- [PROBLEM STATEMENT]:
Reproduce the records below in their entirety, character for character.
-------- INPUT --------
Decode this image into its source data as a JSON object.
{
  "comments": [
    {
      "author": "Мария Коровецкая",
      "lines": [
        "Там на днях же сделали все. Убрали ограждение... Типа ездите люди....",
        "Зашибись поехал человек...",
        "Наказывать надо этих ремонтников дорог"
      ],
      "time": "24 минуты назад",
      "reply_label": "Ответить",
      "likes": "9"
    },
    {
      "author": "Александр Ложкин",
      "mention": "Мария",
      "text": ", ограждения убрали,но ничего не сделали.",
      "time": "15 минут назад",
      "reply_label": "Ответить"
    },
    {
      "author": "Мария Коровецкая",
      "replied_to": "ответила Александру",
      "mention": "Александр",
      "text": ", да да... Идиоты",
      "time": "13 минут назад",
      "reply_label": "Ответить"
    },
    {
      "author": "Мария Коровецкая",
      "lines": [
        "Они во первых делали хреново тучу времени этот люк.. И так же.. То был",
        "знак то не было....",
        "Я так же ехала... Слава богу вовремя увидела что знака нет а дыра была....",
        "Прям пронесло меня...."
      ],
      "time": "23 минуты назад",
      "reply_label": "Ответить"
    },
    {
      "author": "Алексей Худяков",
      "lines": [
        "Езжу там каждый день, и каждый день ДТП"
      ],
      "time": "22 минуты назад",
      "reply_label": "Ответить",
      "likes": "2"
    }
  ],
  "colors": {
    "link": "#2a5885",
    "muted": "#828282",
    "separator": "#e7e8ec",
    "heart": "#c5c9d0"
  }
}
--------
- [WRITTEN RESPONSE]:
Decode this image into its source data as a JSON object.
{
  "comments": [
    {
      "author": "Мария Коровецкая",
      "lines": [
        "Там на днях же сделали все. Убрали ограждение... Типа ездите люди....",
        "Зашибись поехал человек...",
        "Наказывать надо этих ремонтников дорог"
      ],
      "time": "24 минуты назад",
      "reply_label": "Ответить",
      "likes": "9"
    },
    {
      "author": "Александр Ложкин",
      "mention": "Мария",
      "text": ", ограждения убрали,но ничего не сделали.",
      "time": "15 минут назад",
      "reply_label": "Ответить"
    },
    {
      "author": "Мария Коровецкая",
      "replied_to": "ответила Александру",
      "mention": "Александр",
      "text": ", да да... Идиоты",
      "time": "13 минут назад",
      "reply_label": "Ответить"
    },
    {
      "author": "Мария Коровецкая",
      "lines": [
        "Они во первых делали хреново тучу времени этот люк.. И так же.. То был",
        "знак то не было....",
        "Я так же ехала... Слава богу вовремя увидела что знака нет а дыра была....",
        "Прям пронесло меня...."
      ],
      "time": "23 минуты назад",
      "reply_label": "Ответить"
    },
    {
      "author": "Алексей Худяков",
      "lines": [
        "Езжу там каждый день, и каждый день ДТП"
      ],
      "time": "22 минуты назад",
      "reply_label": "Ответить",
      "likes": "2"
    }
  ],
  "colors": {
    "link": "#2a5885",
    "muted": "#828282",
    "separator": "#e7e8ec",
    "heart": "#c5c9d0"
  }
}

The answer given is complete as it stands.